Stored records:
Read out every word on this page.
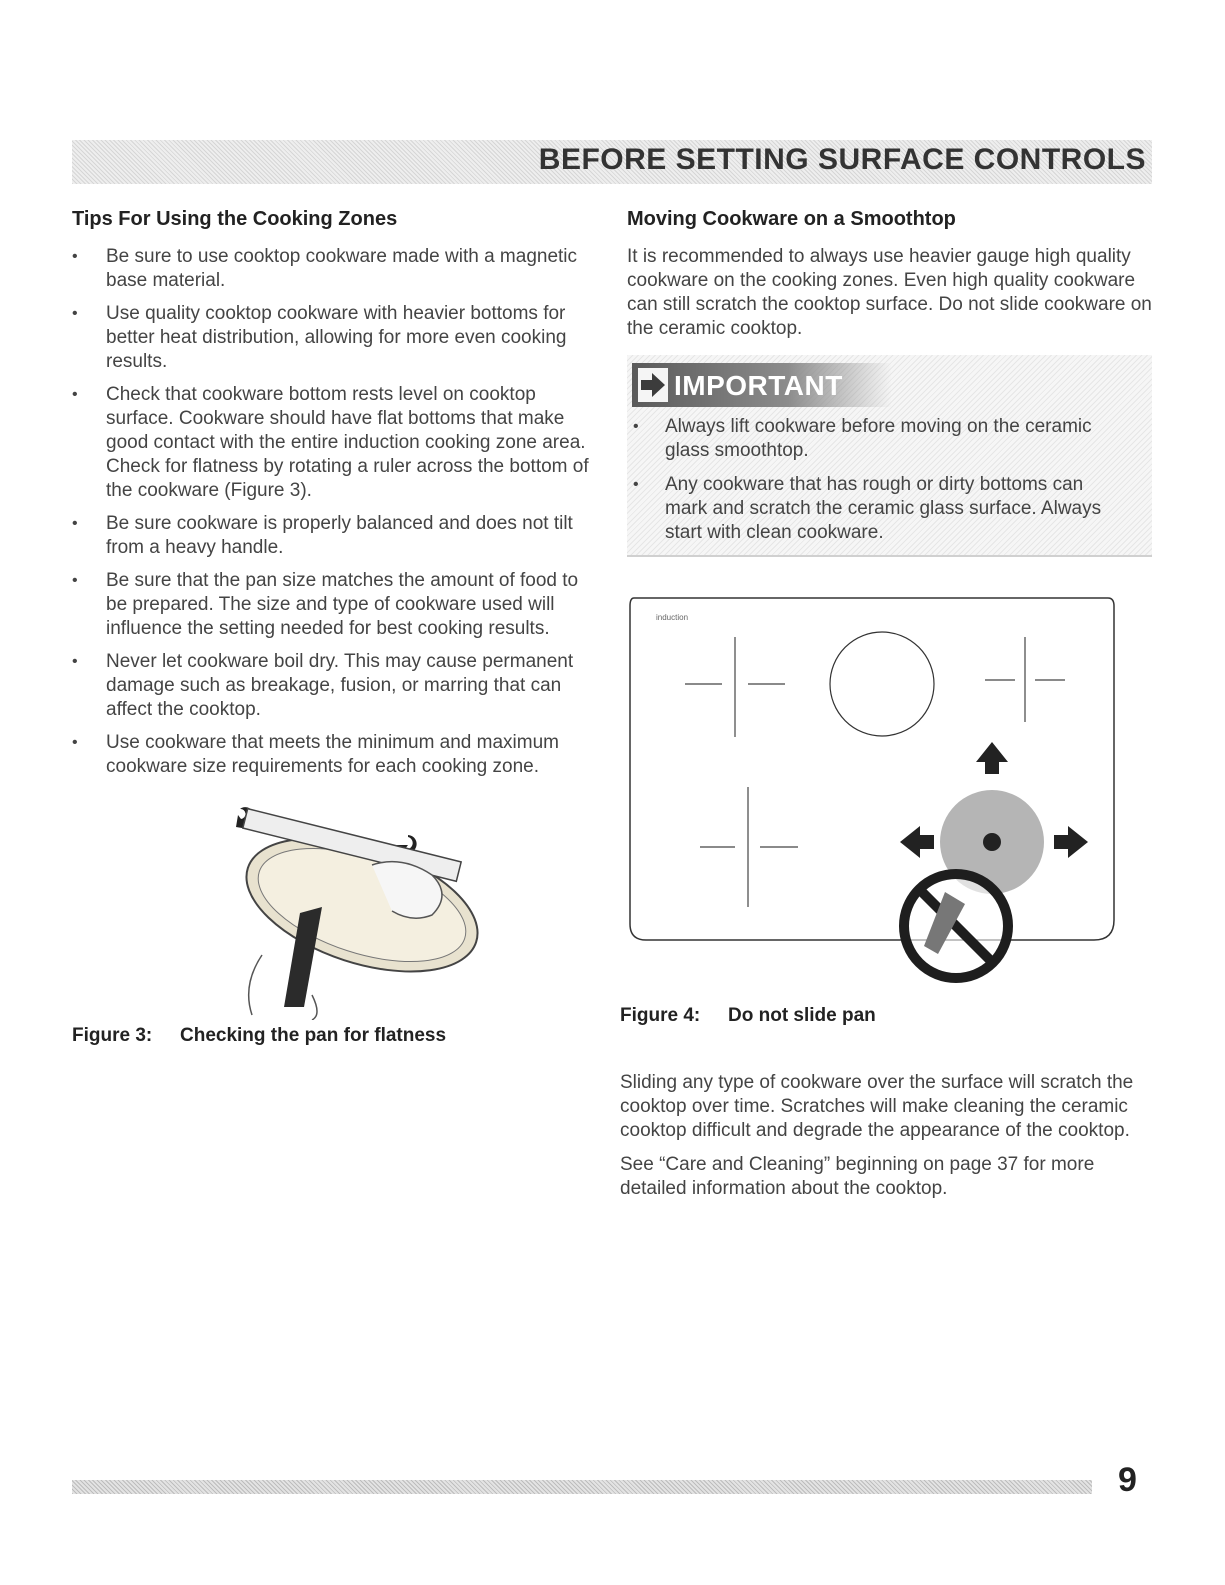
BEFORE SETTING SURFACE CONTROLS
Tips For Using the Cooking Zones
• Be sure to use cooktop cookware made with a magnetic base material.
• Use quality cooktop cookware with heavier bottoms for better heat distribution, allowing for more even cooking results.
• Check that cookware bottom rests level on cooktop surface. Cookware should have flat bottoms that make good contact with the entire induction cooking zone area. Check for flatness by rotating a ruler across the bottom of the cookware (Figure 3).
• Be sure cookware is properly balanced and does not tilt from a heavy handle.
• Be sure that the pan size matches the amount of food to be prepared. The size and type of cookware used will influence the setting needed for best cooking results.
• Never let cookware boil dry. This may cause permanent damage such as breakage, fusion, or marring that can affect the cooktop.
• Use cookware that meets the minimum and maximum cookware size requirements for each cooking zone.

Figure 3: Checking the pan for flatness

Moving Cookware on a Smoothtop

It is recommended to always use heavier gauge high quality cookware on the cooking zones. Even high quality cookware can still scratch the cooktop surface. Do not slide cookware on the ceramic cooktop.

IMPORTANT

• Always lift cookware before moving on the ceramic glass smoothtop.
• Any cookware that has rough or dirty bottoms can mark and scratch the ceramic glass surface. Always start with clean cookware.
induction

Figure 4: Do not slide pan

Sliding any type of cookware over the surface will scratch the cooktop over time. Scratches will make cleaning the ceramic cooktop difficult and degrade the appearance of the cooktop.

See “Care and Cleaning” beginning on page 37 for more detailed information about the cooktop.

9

Direction:
Find each line holding "slide". Copy it out.

Answer to this exercise:
It is recommended to always use heavier gauge high quality cookware on the cooking zones. Even high quality cookware can still scratch the cooktop surface. Do not slide cookware on the ceramic cooktop.
Figure 4: Do not slide pan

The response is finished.